- _WORK INSTRUCTIONS_: Return every one of the following records line for line, with nothing changed.

(Element and coordinate records)
═══

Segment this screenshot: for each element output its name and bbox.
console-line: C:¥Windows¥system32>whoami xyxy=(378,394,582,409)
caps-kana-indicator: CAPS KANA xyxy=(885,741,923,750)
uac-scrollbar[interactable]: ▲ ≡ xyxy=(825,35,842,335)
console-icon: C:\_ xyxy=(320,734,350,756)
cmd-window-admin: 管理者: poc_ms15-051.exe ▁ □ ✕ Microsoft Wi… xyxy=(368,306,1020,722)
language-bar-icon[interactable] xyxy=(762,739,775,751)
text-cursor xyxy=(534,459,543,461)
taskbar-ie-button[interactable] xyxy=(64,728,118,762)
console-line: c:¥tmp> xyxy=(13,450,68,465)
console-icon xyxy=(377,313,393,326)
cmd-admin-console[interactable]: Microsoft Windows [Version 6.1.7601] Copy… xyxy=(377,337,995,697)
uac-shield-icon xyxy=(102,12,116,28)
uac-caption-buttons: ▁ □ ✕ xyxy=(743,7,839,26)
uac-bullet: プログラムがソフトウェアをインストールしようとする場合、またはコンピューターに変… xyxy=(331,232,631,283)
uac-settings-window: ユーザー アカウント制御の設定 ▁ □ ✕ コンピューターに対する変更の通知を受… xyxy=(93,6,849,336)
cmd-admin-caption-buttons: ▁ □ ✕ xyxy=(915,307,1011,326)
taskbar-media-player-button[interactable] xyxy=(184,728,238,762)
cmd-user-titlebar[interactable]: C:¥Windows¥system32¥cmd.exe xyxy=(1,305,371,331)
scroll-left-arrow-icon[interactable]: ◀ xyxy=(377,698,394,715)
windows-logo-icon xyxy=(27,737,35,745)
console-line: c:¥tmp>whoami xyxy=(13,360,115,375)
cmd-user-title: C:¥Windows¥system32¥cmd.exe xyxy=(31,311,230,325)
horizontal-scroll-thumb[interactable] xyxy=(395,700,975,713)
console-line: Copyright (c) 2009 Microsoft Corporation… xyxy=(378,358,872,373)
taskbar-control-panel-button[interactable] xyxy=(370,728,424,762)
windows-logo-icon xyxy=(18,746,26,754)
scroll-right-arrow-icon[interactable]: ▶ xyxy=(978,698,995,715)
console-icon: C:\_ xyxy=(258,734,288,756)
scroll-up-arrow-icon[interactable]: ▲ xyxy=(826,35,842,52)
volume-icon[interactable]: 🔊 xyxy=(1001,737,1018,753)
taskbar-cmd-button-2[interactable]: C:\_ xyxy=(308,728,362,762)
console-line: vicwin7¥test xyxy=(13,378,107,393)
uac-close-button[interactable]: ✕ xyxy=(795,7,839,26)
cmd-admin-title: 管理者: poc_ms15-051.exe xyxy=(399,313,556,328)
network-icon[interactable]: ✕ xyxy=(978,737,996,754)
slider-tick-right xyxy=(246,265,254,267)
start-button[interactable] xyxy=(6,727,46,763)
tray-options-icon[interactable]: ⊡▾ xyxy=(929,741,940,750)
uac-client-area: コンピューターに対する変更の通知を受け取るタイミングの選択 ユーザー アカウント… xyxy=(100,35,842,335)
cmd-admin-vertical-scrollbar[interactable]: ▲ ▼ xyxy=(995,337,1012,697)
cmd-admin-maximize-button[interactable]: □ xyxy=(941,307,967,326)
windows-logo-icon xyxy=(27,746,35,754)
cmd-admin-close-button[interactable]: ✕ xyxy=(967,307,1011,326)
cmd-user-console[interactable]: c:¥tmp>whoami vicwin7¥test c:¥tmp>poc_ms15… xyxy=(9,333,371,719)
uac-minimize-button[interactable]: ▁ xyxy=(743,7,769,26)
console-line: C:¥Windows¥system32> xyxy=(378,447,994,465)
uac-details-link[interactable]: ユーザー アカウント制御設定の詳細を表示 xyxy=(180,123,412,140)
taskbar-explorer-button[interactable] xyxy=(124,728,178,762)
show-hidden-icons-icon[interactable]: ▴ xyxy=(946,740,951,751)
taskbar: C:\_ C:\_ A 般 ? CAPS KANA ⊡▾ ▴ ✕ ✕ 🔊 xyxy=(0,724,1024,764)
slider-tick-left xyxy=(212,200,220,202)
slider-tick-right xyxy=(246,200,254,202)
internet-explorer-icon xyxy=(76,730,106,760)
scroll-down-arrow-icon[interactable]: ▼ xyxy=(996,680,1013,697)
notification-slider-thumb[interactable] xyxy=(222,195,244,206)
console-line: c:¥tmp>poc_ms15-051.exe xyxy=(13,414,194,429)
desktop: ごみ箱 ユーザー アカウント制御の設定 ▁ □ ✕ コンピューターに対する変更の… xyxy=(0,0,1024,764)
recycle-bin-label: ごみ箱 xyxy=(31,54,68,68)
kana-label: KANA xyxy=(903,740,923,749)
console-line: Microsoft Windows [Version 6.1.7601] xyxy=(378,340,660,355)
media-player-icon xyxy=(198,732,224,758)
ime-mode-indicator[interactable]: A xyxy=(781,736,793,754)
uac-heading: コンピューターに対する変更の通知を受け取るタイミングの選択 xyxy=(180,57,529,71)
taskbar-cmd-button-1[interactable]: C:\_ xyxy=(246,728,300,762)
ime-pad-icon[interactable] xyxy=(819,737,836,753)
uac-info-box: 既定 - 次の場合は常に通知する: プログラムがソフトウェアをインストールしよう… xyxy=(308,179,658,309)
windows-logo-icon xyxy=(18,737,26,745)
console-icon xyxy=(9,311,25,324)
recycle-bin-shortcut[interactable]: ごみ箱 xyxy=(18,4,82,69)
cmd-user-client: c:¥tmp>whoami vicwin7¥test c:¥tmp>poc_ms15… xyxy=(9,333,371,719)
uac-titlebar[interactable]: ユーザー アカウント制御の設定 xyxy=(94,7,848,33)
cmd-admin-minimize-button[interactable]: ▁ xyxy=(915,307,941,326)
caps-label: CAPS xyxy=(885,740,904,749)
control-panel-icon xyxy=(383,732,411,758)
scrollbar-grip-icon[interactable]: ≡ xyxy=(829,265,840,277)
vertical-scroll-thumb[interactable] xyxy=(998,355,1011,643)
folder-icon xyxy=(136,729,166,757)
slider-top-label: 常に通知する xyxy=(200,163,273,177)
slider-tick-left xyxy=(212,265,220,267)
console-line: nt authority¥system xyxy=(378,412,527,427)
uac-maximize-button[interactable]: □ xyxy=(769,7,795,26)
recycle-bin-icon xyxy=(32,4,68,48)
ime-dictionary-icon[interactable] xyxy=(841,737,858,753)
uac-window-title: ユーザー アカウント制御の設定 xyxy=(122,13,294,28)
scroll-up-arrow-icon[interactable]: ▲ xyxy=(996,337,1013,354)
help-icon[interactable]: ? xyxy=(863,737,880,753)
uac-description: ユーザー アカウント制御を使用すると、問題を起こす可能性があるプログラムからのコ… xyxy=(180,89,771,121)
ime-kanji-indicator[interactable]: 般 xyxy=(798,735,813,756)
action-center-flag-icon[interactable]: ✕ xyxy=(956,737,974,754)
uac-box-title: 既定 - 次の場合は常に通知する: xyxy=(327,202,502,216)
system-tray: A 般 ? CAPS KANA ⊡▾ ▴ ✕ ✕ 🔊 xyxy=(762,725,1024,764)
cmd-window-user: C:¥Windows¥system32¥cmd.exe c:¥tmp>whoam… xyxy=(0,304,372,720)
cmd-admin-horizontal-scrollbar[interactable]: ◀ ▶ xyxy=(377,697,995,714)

═══

- _RESULT_:
Segment this screenshot: for each element output its name and bbox.
console-line: C:¥Windows¥system32>whoami xyxy=(378,394,582,409)
caps-kana-indicator: CAPS KANA xyxy=(885,741,923,750)
uac-scrollbar[interactable]: ▲ ≡ xyxy=(825,35,842,335)
console-icon: C:\_ xyxy=(320,734,350,756)
cmd-window-admin: 管理者: poc_ms15-051.exe ▁ □ ✕ Microsoft Wi… xyxy=(368,306,1020,722)
language-bar-icon[interactable] xyxy=(762,739,775,751)
text-cursor xyxy=(534,459,543,461)
taskbar-ie-button[interactable] xyxy=(64,728,118,762)
console-line: c:¥tmp> xyxy=(13,450,68,465)
console-icon xyxy=(377,313,393,326)
cmd-admin-console[interactable]: Microsoft Windows [Version 6.1.7601] Copy… xyxy=(377,337,995,697)
uac-shield-icon xyxy=(102,12,116,28)
uac-caption-buttons: ▁ □ ✕ xyxy=(743,7,839,26)
uac-bullet: プログラムがソフトウェアをインストールしようとする場合、またはコンピューターに変… xyxy=(331,232,631,283)
uac-settings-window: ユーザー アカウント制御の設定 ▁ □ ✕ コンピューターに対する変更の通知を受… xyxy=(93,6,849,336)
cmd-admin-caption-buttons: ▁ □ ✕ xyxy=(915,307,1011,326)
taskbar-media-player-button[interactable] xyxy=(184,728,238,762)
cmd-user-titlebar[interactable]: C:¥Windows¥system32¥cmd.exe xyxy=(1,305,371,331)
scroll-left-arrow-icon[interactable]: ◀ xyxy=(377,698,394,715)
windows-logo-icon xyxy=(27,737,35,745)
console-line: c:¥tmp>whoami xyxy=(13,360,115,375)
cmd-user-title: C:¥Windows¥system32¥cmd.exe xyxy=(31,311,230,325)
horizontal-scroll-thumb[interactable] xyxy=(395,700,975,713)
console-line: Copyright (c) 2009 Microsoft Corporation… xyxy=(378,358,872,373)
taskbar-control-panel-button[interactable] xyxy=(370,728,424,762)
windows-logo-icon xyxy=(18,746,26,754)
scroll-right-arrow-icon[interactable]: ▶ xyxy=(978,698,995,715)
console-icon: C:\_ xyxy=(258,734,288,756)
scroll-up-arrow-icon[interactable]: ▲ xyxy=(826,35,842,52)
volume-icon[interactable]: 🔊 xyxy=(1001,737,1018,753)
taskbar-cmd-button-2[interactable]: C:\_ xyxy=(308,728,362,762)
console-line: vicwin7¥test xyxy=(13,378,107,393)
uac-close-button[interactable]: ✕ xyxy=(795,7,839,26)
cmd-admin-title: 管理者: poc_ms15-051.exe xyxy=(399,313,556,328)
network-icon[interactable]: ✕ xyxy=(978,737,996,754)
slider-tick-right xyxy=(246,265,254,267)
start-button[interactable] xyxy=(6,727,46,763)
tray-options-icon[interactable]: ⊡▾ xyxy=(929,741,940,750)
uac-client-area: コンピューターに対する変更の通知を受け取るタイミングの選択 ユーザー アカウント… xyxy=(100,35,842,335)
cmd-admin-vertical-scrollbar[interactable]: ▲ ▼ xyxy=(995,337,1012,697)
cmd-admin-maximize-button[interactable]: □ xyxy=(941,307,967,326)
windows-logo-icon xyxy=(27,746,35,754)
cmd-admin-close-button[interactable]: ✕ xyxy=(967,307,1011,326)
cmd-user-console[interactable]: c:¥tmp>whoami vicwin7¥test c:¥tmp>poc_ms15… xyxy=(9,333,371,719)
uac-minimize-button[interactable]: ▁ xyxy=(743,7,769,26)
console-line: C:¥Windows¥system32> xyxy=(378,447,994,465)
uac-details-link[interactable]: ユーザー アカウント制御設定の詳細を表示 xyxy=(180,123,412,140)
taskbar-explorer-button[interactable] xyxy=(124,728,178,762)
show-hidden-icons-icon[interactable]: ▴ xyxy=(946,740,951,751)
taskbar: C:\_ C:\_ A 般 ? CAPS KANA ⊡▾ ▴ ✕ ✕ 🔊 xyxy=(0,724,1024,764)
slider-tick-left xyxy=(212,200,220,202)
slider-tick-right xyxy=(246,200,254,202)
internet-explorer-icon xyxy=(76,730,106,760)
scroll-down-arrow-icon[interactable]: ▼ xyxy=(996,680,1013,697)
notification-slider-thumb[interactable] xyxy=(222,195,244,206)
console-line: c:¥tmp>poc_ms15-051.exe xyxy=(13,414,194,429)
desktop: ごみ箱 ユーザー アカウント制御の設定 ▁ □ ✕ コンピューターに対する変更の… xyxy=(0,0,1024,764)
recycle-bin-label: ごみ箱 xyxy=(31,54,68,68)
kana-label: KANA xyxy=(903,740,923,749)
console-line: Microsoft Windows [Version 6.1.7601] xyxy=(378,340,660,355)
media-player-icon xyxy=(198,732,224,758)
ime-mode-indicator[interactable]: A xyxy=(781,736,793,754)
uac-heading: コンピューターに対する変更の通知を受け取るタイミングの選択 xyxy=(180,57,529,71)
taskbar-cmd-button-1[interactable]: C:\_ xyxy=(246,728,300,762)
ime-pad-icon[interactable] xyxy=(819,737,836,753)
uac-info-box: 既定 - 次の場合は常に通知する: プログラムがソフトウェアをインストールしよう… xyxy=(308,179,658,309)
windows-logo-icon xyxy=(18,737,26,745)
console-icon xyxy=(9,311,25,324)
recycle-bin-shortcut[interactable]: ごみ箱 xyxy=(18,4,82,69)
cmd-user-client: c:¥tmp>whoami vicwin7¥test c:¥tmp>poc_ms15… xyxy=(9,333,371,719)
uac-titlebar[interactable]: ユーザー アカウント制御の設定 xyxy=(94,7,848,33)
cmd-admin-minimize-button[interactable]: ▁ xyxy=(915,307,941,326)
caps-label: CAPS xyxy=(885,740,904,749)
control-panel-icon xyxy=(383,732,411,758)
scrollbar-grip-icon[interactable]: ≡ xyxy=(829,265,840,277)
vertical-scroll-thumb[interactable] xyxy=(998,355,1011,643)
folder-icon xyxy=(136,729,166,757)
slider-top-label: 常に通知する xyxy=(200,163,273,177)
slider-tick-left xyxy=(212,265,220,267)
console-line: nt authority¥system xyxy=(378,412,527,427)
uac-maximize-button[interactable]: □ xyxy=(769,7,795,26)
recycle-bin-icon xyxy=(32,4,68,48)
ime-dictionary-icon[interactable] xyxy=(841,737,858,753)
uac-window-title: ユーザー アカウント制御の設定 xyxy=(122,13,294,28)
scroll-up-arrow-icon[interactable]: ▲ xyxy=(996,337,1013,354)
help-icon[interactable]: ? xyxy=(863,737,880,753)
uac-description: ユーザー アカウント制御を使用すると、問題を起こす可能性があるプログラムからのコ… xyxy=(180,89,771,121)
ime-kanji-indicator[interactable]: 般 xyxy=(798,735,813,756)
action-center-flag-icon[interactable]: ✕ xyxy=(956,737,974,754)
uac-box-title: 既定 - 次の場合は常に通知する: xyxy=(327,202,502,216)
system-tray: A 般 ? CAPS KANA ⊡▾ ▴ ✕ ✕ 🔊 xyxy=(762,725,1024,764)
cmd-window-user: C:¥Windows¥system32¥cmd.exe c:¥tmp>whoam… xyxy=(0,304,372,720)
cmd-admin-horizontal-scrollbar[interactable]: ◀ ▶ xyxy=(377,697,995,714)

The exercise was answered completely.